TASK GOAL: Return each line holding the string "اداره".

WORKING DATA:
>> Start
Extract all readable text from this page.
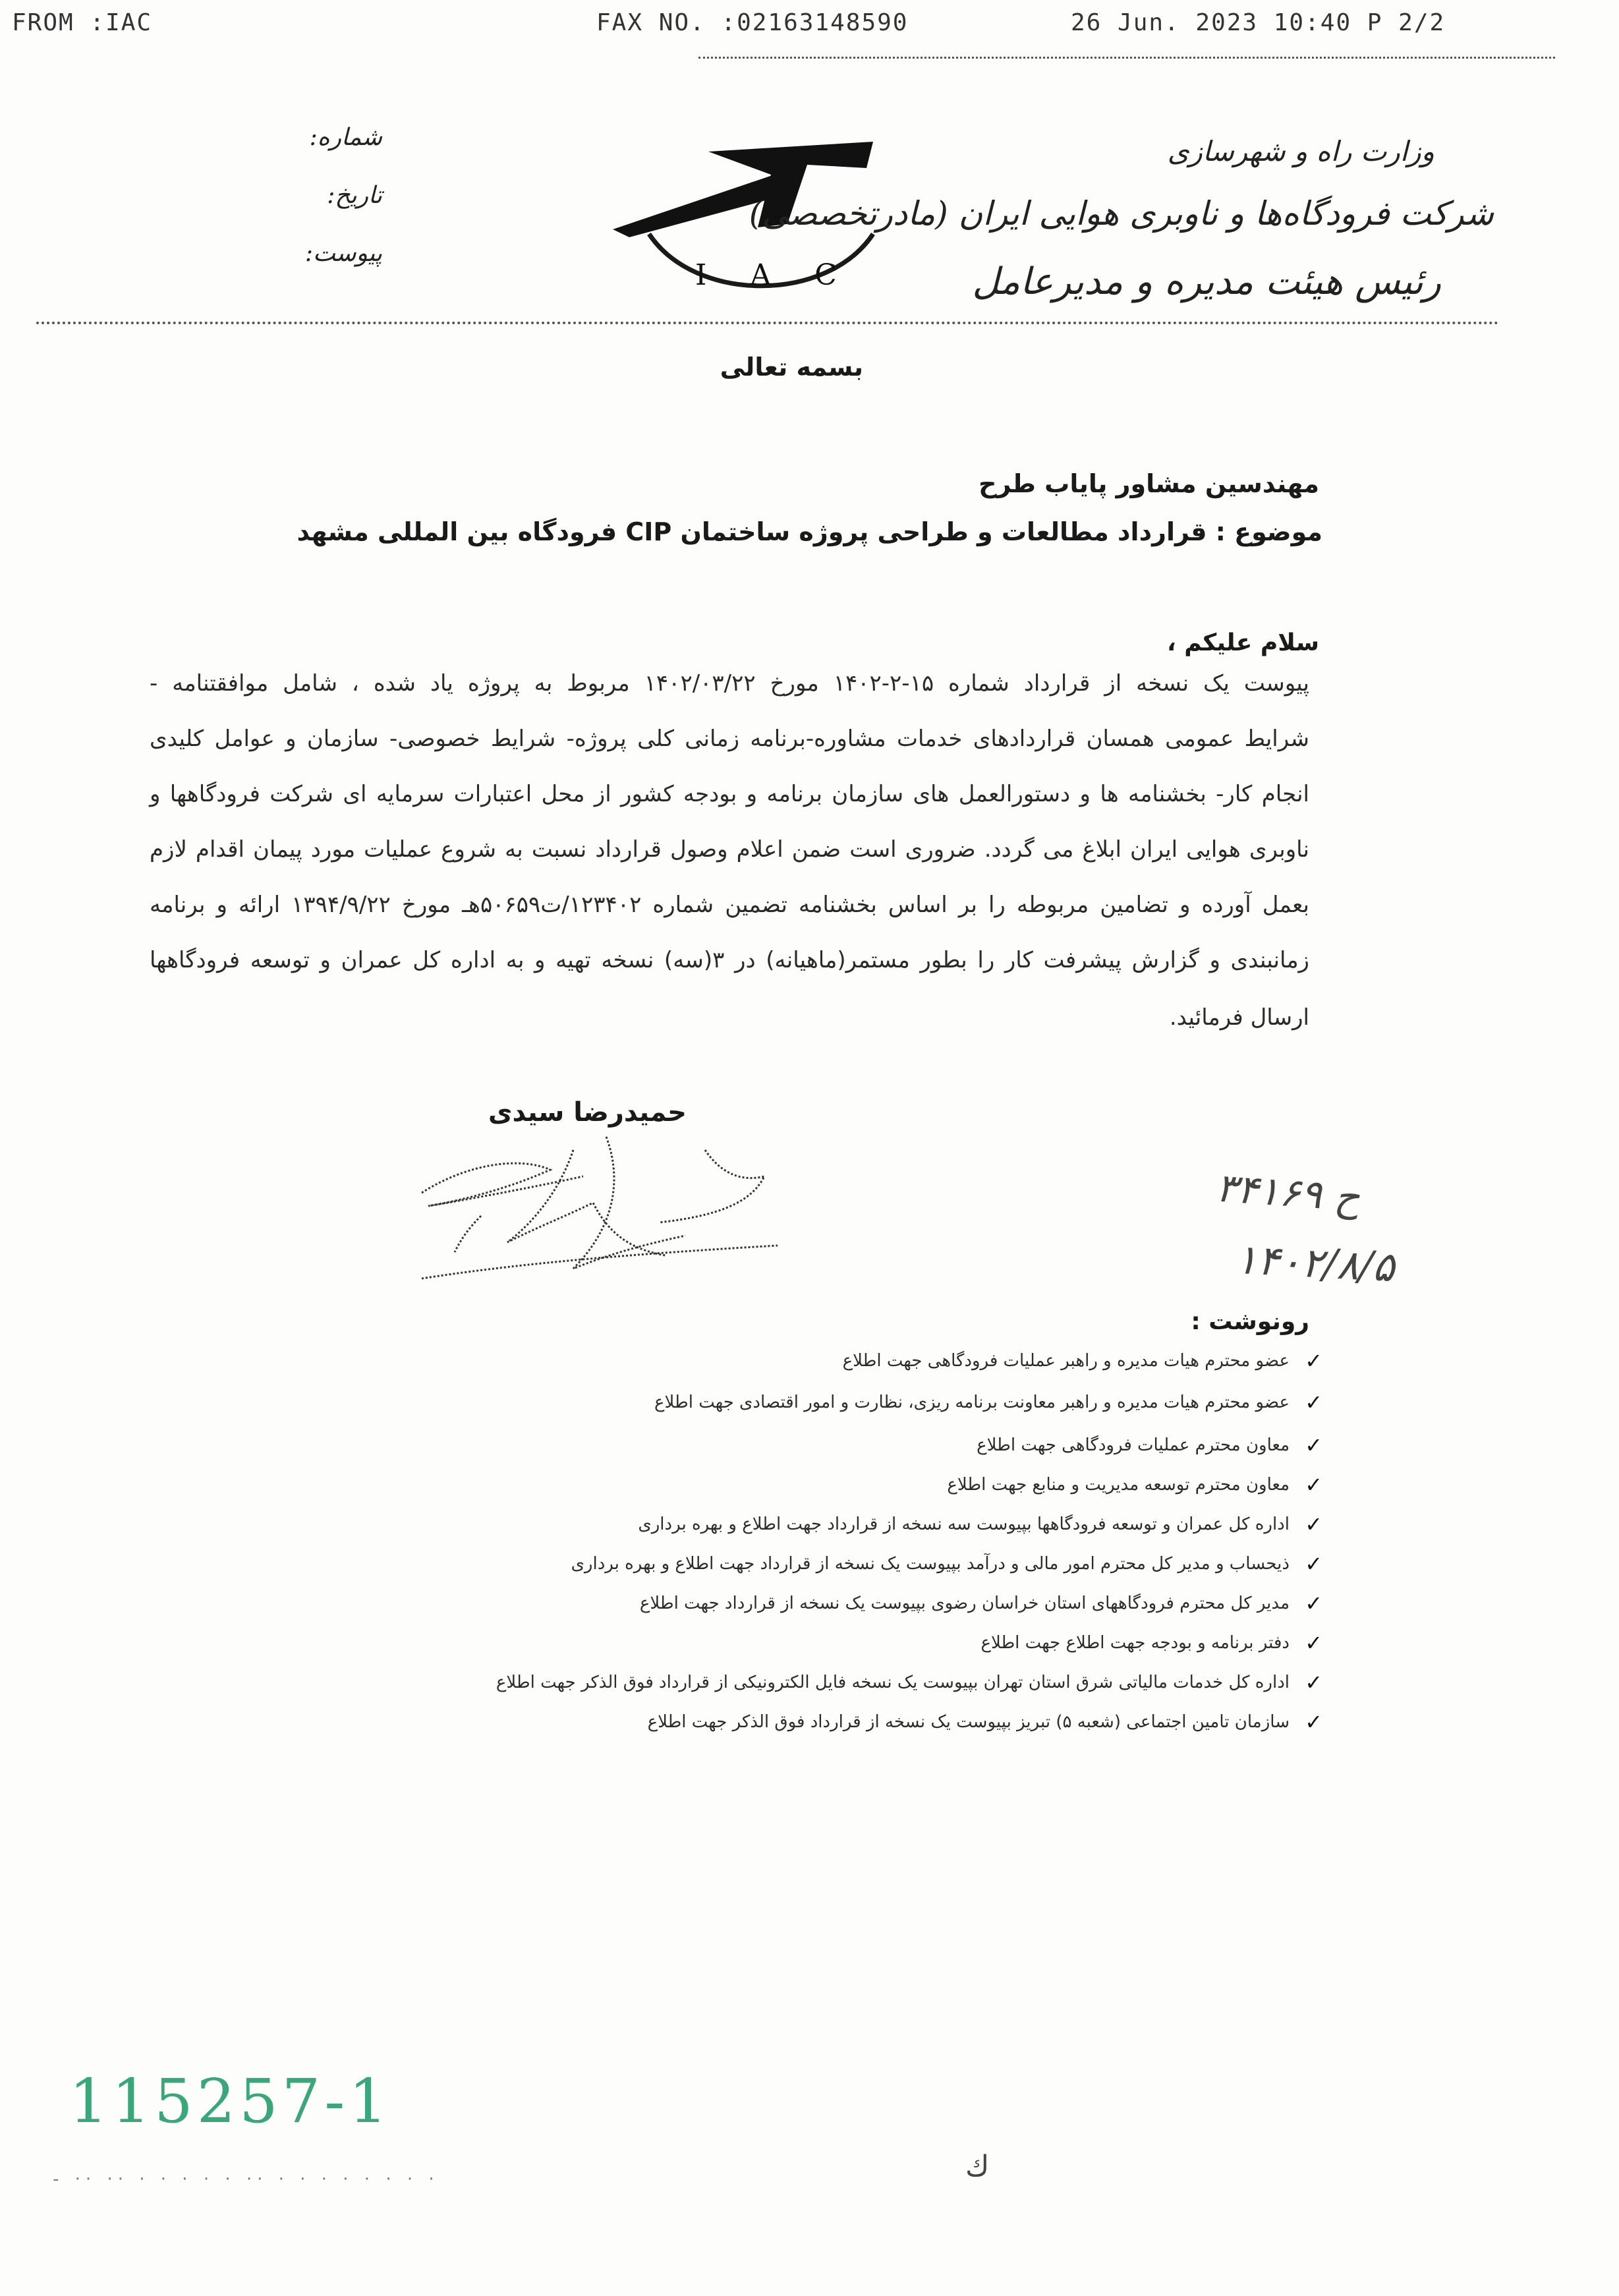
FROM :IAC	FAX NO. :02163148590	26 Jun. 2023 10:40 P 2/2
شماره:
تاریخ:
پیوست:
I A C
وزارت راه و شهرسازی
شرکت فرودگاه‌ها و ناوبری هوایی ایران (مادرتخصصی)
رئیس هیئت مدیره و مدیرعامل
بسمه تعالی
مهندسین مشاور پایاب طرح
موضوع : قرارداد مطالعات و طراحی پروژه ساختمان CIP فرودگاه بین المللی مشهد
سلام علیکم ،
پیوست یک نسخه از قرارداد شماره ۱۵-۲-۱۴۰۲ مورخ ۱۴۰۲/۰۳/۲۲ مربوط به پروژه یاد شده ، شامل موافقتنامه -
شرایط عمومی همسان قراردادهای خدمات مشاوره-برنامه زمانی کلی پروژه- شرایط خصوصی- سازمان و عوامل کلیدی
انجام کار- بخشنامه ها و دستورالعمل های سازمان برنامه و بودجه کشور از محل اعتبارات سرمایه ای شرکت فرودگاهها و
ناوبری هوایی ایران ابلاغ می گردد. ضروری است ضمن اعلام وصول قرارداد نسبت به شروع عملیات مورد پیمان اقدام لازم
بعمل آورده و تضامین مربوطه را بر اساس بخشنامه تضمین شماره ۱۲۳۴۰۲/ت۵۰۶۵۹هـ مورخ ۱۳۹۴/۹/۲۲ ارائه و برنامه
زمانبندی و گزارش پیشرفت کار را بطور مستمر(ماهیانه) در ۳(سه) نسخه تهیه و به اداره کل عمران و توسعه فرودگاهها
ارسال فرمائید.
حمیدرضا سیدی
۳۴۱۶۹ ح
۱۴۰۲/۸/۵
رونوشت :
✓
عضو محترم هیات مدیره و راهبر عملیات فرودگاهی جهت اطلاع
✓
عضو محترم هیات مدیره و راهبر معاونت برنامه ریزی، نظارت و امور اقتصادی جهت اطلاع
✓
معاون محترم عملیات فرودگاهی جهت اطلاع
✓
معاون محترم توسعه مدیریت و منابع جهت اطلاع
✓
اداره کل عمران و توسعه فرودگاهها بپیوست سه نسخه از قرارداد جهت اطلاع و بهره برداری
✓
ذیحساب و مدیر کل محترم امور مالی و درآمد بپیوست یک نسخه از قرارداد جهت اطلاع و بهره برداری
✓
مدیر کل محترم فرودگاههای استان خراسان رضوی بپیوست یک نسخه از قرارداد جهت اطلاع
✓
دفتر برنامه و بودجه جهت اطلاع جهت اطلاع
✓
اداره کل خدمات مالیاتی شرق استان تهران بپیوست یک نسخه فایل الکترونیکی از قرارداد فوق الذکر جهت اطلاع
✓
سازمان تامین اجتماعی (شعبه ۵) تبریز بپیوست یک نسخه از قرارداد فوق الذکر جهت اطلاع
115257-1
- ·· ·· · · · · · ·· · · · · · · · ·	ﻙ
>> End
WRITTEN SOLUTION:
زمانبندی و گزارش پیشرفت کار را بطور مستمر(ماهیانه) در ۳(سه) نسخه تهیه و به اداره کل عمران و توسعه فرودگاهها
اداره کل عمران و توسعه فرودگاهها بپیوست سه نسخه از قرارداد جهت اطلاع و بهره برداری
اداره کل خدمات مالیاتی شرق استان تهران بپیوست یک نسخه فایل الکترونیکی از قرارداد فوق الذکر جهت اطلاع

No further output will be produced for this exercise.